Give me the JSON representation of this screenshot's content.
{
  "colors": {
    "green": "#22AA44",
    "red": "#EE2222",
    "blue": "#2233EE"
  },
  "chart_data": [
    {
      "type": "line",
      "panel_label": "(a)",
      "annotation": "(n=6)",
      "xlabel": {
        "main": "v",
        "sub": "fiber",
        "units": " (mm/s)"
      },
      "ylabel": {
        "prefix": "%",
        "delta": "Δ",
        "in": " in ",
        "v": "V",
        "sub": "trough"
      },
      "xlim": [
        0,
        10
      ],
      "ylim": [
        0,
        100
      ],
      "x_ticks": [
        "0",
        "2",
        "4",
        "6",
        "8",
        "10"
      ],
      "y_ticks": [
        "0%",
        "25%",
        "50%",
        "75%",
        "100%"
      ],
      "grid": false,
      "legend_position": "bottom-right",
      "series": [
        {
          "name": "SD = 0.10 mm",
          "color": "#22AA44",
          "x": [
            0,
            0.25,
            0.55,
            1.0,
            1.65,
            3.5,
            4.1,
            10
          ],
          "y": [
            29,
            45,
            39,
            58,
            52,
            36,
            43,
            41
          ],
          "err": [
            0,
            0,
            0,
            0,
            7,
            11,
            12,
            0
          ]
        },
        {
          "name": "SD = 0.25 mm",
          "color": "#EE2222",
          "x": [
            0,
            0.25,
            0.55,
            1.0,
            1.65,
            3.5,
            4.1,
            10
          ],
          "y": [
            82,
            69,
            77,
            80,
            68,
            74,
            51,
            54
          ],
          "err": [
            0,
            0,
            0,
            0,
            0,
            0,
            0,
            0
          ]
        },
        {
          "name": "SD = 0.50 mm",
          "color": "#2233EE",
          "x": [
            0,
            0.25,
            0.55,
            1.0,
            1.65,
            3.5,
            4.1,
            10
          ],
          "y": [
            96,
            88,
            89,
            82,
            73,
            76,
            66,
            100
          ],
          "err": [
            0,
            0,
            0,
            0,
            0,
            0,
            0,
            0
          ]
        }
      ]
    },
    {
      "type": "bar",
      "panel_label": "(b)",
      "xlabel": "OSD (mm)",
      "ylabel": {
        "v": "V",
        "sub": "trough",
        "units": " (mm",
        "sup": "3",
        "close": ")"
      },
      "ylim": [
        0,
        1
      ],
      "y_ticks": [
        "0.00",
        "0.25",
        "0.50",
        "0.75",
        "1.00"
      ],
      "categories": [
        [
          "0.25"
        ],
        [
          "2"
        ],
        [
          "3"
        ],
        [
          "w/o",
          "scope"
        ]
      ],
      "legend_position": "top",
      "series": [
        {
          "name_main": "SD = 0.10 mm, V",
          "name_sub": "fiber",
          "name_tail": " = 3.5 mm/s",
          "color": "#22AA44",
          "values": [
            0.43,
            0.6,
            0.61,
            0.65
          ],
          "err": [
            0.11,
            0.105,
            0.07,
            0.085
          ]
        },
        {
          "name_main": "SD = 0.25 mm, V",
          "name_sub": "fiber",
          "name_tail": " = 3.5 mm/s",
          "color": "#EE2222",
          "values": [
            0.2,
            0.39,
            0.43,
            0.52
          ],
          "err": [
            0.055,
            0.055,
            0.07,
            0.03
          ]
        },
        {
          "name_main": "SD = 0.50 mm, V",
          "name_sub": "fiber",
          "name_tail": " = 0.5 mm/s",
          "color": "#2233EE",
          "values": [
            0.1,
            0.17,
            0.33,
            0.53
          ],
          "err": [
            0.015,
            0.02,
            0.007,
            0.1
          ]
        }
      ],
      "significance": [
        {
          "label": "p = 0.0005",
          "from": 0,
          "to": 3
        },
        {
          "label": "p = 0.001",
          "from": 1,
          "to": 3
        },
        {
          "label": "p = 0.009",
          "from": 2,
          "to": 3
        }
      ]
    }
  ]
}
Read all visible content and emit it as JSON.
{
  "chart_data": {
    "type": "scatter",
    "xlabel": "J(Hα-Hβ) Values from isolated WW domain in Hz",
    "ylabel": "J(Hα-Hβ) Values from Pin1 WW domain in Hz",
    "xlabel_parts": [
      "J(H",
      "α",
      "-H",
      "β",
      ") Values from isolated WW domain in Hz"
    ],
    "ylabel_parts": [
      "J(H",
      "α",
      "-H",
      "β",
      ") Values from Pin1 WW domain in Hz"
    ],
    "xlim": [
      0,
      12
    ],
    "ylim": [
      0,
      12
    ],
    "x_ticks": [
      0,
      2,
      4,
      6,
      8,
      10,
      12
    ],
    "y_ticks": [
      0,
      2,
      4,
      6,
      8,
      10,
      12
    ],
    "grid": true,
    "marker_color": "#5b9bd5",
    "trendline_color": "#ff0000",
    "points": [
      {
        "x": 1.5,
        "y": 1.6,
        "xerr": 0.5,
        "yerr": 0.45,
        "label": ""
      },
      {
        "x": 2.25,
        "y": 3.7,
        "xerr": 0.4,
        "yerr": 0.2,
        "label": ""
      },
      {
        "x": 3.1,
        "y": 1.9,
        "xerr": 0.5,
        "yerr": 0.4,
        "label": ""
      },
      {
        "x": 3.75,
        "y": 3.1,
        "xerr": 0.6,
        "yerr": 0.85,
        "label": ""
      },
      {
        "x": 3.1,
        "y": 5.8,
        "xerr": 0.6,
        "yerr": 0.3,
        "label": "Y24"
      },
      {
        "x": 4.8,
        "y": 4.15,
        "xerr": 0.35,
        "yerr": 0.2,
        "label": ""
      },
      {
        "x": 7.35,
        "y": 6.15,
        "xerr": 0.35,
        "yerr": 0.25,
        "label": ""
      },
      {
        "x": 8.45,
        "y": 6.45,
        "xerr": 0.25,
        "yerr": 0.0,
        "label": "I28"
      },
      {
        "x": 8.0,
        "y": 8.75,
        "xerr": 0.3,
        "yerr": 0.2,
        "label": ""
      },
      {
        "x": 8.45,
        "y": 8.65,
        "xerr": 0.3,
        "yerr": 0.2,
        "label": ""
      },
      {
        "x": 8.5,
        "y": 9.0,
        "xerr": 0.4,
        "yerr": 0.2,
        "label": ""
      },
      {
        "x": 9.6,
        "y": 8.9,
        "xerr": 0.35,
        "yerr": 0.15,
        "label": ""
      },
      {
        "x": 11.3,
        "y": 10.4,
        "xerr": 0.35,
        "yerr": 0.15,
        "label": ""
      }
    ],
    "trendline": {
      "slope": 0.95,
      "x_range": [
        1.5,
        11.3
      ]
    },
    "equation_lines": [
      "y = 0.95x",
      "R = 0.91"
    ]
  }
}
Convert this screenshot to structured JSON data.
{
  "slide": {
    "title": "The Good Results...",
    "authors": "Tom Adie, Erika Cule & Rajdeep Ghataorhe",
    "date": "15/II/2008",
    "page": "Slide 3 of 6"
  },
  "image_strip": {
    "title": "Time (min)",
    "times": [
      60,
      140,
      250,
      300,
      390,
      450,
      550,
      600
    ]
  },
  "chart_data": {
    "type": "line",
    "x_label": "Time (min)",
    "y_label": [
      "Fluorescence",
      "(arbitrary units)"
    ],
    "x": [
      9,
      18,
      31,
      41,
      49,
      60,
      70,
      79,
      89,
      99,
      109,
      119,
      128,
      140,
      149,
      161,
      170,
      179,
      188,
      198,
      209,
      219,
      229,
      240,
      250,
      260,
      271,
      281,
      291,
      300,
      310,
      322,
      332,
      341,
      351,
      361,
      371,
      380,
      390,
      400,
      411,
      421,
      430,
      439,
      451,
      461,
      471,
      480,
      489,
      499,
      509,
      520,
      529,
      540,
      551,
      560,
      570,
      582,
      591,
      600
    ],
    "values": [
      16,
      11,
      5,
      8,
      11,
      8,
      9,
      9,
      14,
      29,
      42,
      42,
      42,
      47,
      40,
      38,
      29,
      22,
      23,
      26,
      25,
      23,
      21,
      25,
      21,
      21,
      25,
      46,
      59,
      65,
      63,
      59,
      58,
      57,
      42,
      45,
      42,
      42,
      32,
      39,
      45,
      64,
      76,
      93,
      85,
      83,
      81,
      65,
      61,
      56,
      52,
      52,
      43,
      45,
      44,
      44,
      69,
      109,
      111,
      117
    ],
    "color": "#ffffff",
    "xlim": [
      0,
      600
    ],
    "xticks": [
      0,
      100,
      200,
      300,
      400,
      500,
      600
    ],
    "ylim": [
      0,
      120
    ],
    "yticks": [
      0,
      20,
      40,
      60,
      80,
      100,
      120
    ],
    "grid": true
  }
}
···
What is asked:
Find the word "screenshot" in the material, then list each line that holds it.

Response to the exercise:
Give me the JSON representation of this screenshot's content.
Convert this screenshot to structured JSON data.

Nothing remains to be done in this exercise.